» **Objective**:
Find every line in the records below that holds the word "output", and copy it out.

[Records from a collection]
[Begin]

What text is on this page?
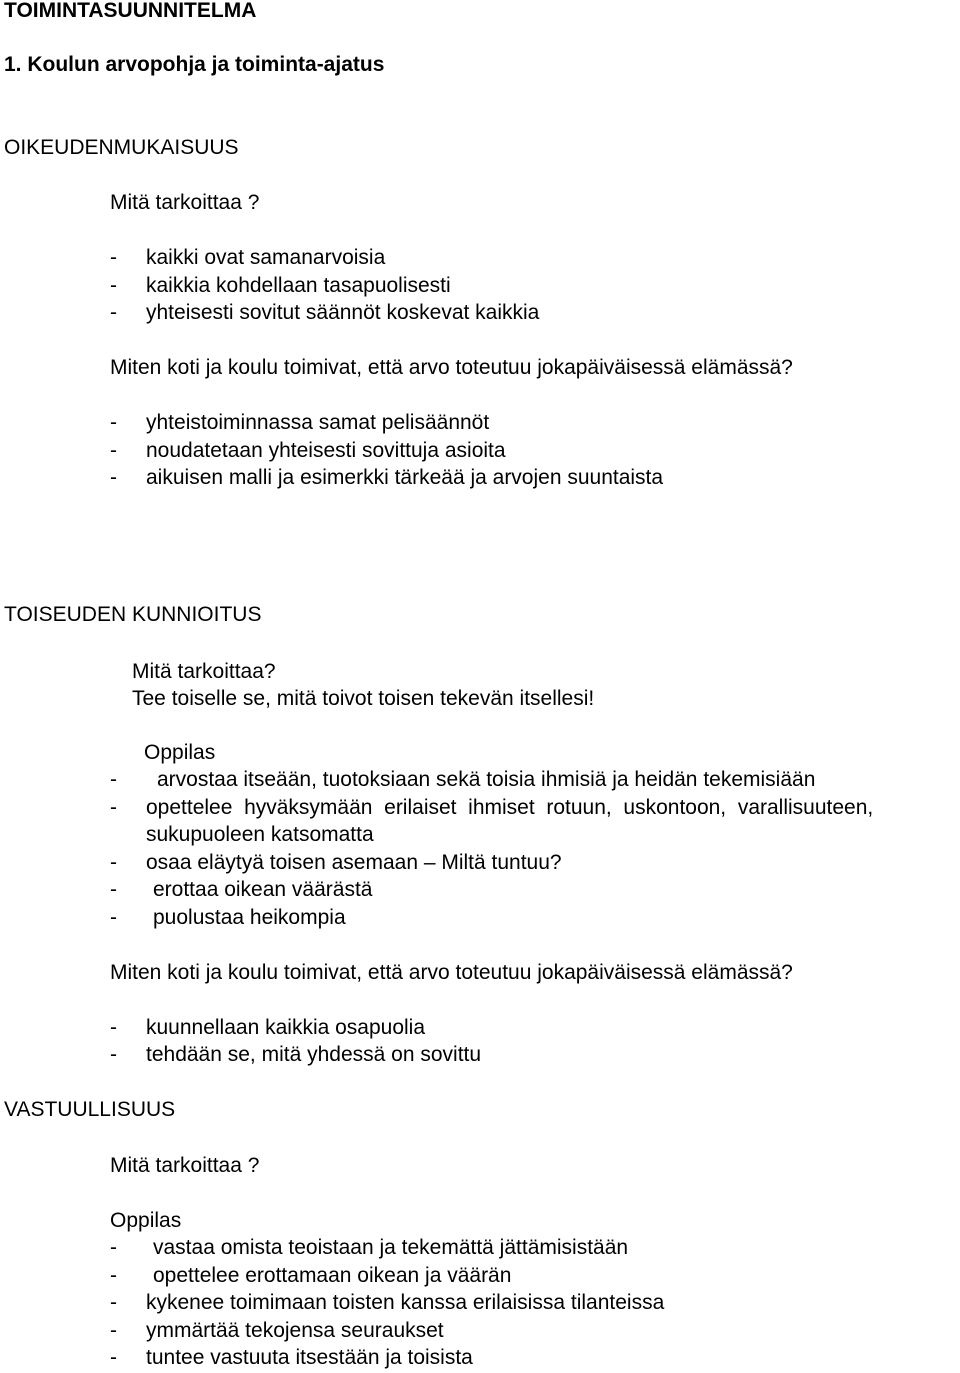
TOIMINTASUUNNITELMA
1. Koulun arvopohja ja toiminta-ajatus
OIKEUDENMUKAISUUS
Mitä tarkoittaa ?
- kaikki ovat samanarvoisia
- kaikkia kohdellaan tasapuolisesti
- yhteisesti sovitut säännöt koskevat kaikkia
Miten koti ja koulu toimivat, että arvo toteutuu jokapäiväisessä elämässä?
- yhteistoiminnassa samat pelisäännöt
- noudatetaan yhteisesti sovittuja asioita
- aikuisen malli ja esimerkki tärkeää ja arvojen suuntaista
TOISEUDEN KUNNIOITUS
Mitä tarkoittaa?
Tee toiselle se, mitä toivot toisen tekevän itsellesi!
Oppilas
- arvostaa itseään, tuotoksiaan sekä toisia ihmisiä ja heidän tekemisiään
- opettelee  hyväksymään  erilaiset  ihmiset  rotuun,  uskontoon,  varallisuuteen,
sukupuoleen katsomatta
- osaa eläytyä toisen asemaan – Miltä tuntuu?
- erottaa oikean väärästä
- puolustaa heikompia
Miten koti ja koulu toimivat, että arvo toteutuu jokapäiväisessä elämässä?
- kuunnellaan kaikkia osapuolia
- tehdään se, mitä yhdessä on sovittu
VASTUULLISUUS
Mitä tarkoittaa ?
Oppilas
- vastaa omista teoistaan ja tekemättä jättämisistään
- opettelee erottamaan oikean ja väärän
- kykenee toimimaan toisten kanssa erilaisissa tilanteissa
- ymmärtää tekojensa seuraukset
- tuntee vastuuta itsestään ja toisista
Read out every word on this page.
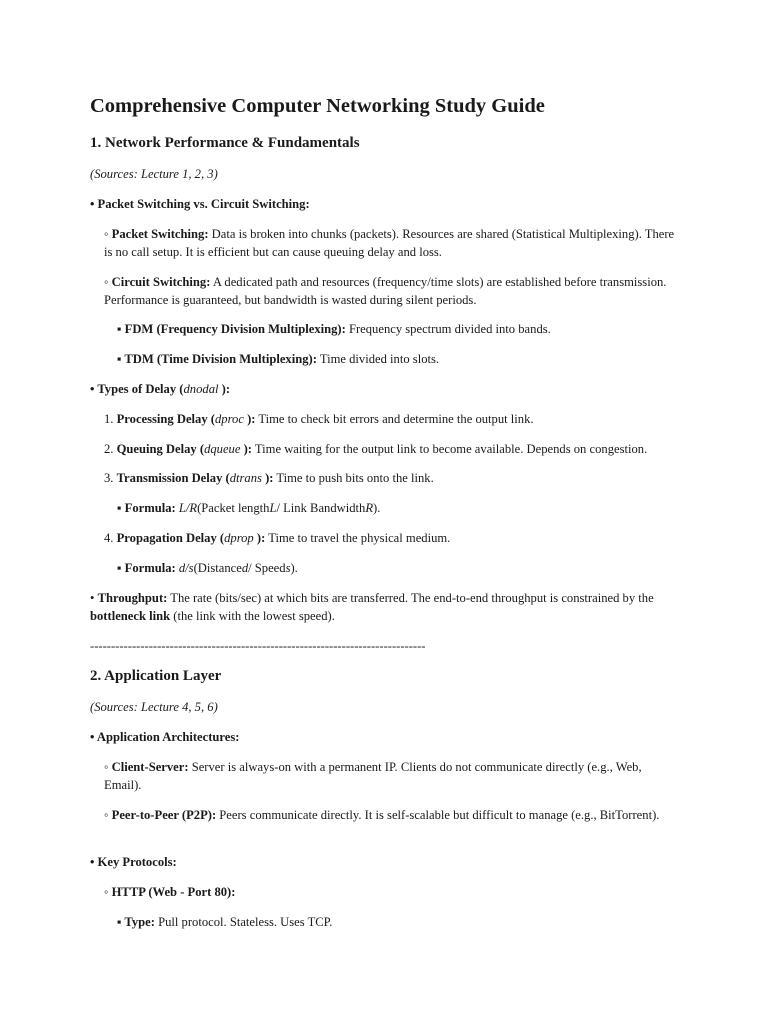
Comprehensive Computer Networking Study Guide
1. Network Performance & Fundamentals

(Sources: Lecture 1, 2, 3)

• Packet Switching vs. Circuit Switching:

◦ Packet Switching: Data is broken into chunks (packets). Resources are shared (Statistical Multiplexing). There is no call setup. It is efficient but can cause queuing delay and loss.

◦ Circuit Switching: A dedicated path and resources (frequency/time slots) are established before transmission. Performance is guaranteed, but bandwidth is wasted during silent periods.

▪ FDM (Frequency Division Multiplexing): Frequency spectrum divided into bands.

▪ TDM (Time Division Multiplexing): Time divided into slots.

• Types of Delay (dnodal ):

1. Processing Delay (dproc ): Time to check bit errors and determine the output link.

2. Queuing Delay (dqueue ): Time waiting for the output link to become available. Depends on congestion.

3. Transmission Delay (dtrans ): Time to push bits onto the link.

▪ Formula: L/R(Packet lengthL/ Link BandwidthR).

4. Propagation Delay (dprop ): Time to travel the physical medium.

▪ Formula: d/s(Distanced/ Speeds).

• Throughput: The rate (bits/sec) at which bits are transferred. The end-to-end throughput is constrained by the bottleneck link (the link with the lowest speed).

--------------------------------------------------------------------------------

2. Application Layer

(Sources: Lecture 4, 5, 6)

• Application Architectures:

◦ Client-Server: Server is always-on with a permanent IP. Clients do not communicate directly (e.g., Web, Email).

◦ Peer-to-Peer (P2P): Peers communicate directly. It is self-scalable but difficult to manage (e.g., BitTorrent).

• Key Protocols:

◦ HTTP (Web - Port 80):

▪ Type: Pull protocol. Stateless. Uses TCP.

[End]
[Begin]

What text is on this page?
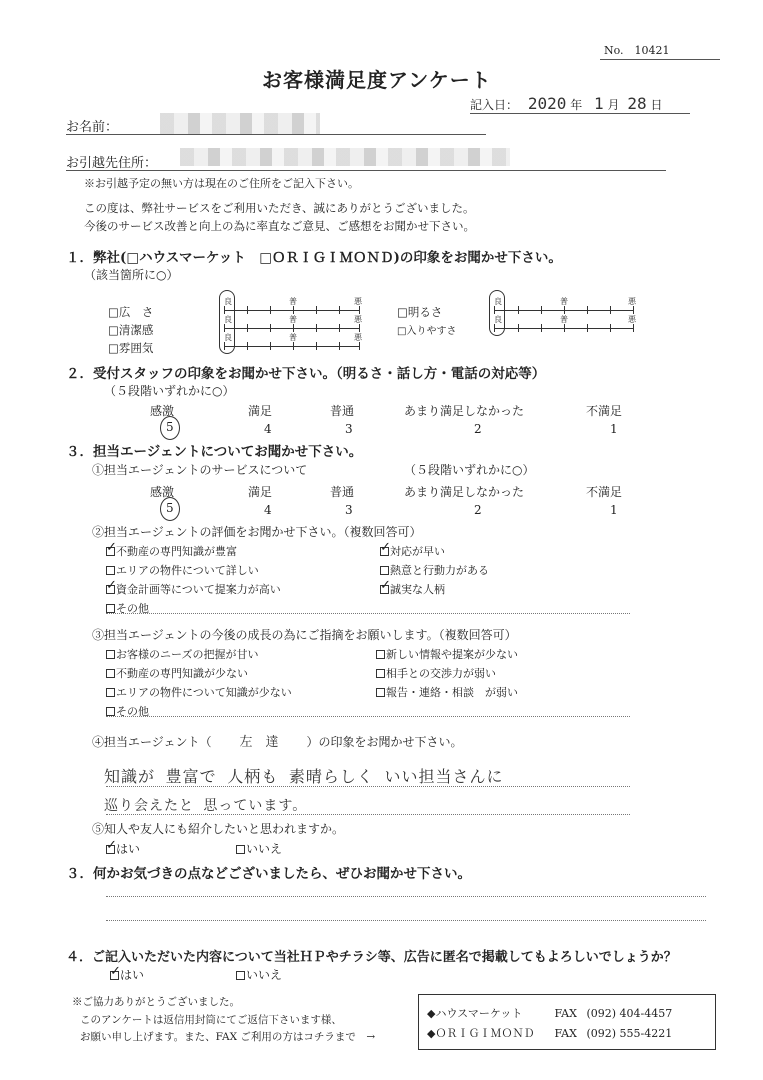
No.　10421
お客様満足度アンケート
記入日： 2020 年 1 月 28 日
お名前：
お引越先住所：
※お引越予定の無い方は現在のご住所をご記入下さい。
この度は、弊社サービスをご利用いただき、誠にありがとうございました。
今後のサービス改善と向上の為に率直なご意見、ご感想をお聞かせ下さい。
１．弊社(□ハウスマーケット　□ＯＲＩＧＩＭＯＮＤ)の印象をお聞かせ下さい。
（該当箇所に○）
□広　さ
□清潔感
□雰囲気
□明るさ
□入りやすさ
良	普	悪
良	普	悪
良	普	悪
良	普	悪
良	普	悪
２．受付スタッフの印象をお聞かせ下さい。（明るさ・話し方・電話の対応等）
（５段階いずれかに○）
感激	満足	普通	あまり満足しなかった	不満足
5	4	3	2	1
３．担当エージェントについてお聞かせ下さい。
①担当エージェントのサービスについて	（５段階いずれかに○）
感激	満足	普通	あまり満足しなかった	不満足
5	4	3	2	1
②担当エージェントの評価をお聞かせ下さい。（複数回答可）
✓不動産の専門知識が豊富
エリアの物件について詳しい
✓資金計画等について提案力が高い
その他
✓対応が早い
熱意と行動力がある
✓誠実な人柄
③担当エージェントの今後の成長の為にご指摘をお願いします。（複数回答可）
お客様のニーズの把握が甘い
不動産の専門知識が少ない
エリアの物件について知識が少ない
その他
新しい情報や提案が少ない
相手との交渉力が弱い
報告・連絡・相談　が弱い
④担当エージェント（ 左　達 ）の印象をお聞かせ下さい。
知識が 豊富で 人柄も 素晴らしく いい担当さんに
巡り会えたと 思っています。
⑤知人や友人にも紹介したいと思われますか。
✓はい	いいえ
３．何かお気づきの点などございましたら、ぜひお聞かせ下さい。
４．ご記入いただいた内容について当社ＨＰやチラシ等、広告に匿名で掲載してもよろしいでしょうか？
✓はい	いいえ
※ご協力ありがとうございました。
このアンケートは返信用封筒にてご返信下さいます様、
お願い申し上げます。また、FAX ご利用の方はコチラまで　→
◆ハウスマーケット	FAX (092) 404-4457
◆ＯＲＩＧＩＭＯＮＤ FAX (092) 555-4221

[End]

» **Solution for this exercise**:
1. Processing Delay (dproc ): Time to check bit errors and determine the output link.
2. Queuing Delay (dqueue ): Time waiting for the output link to become available. Depends on congestion.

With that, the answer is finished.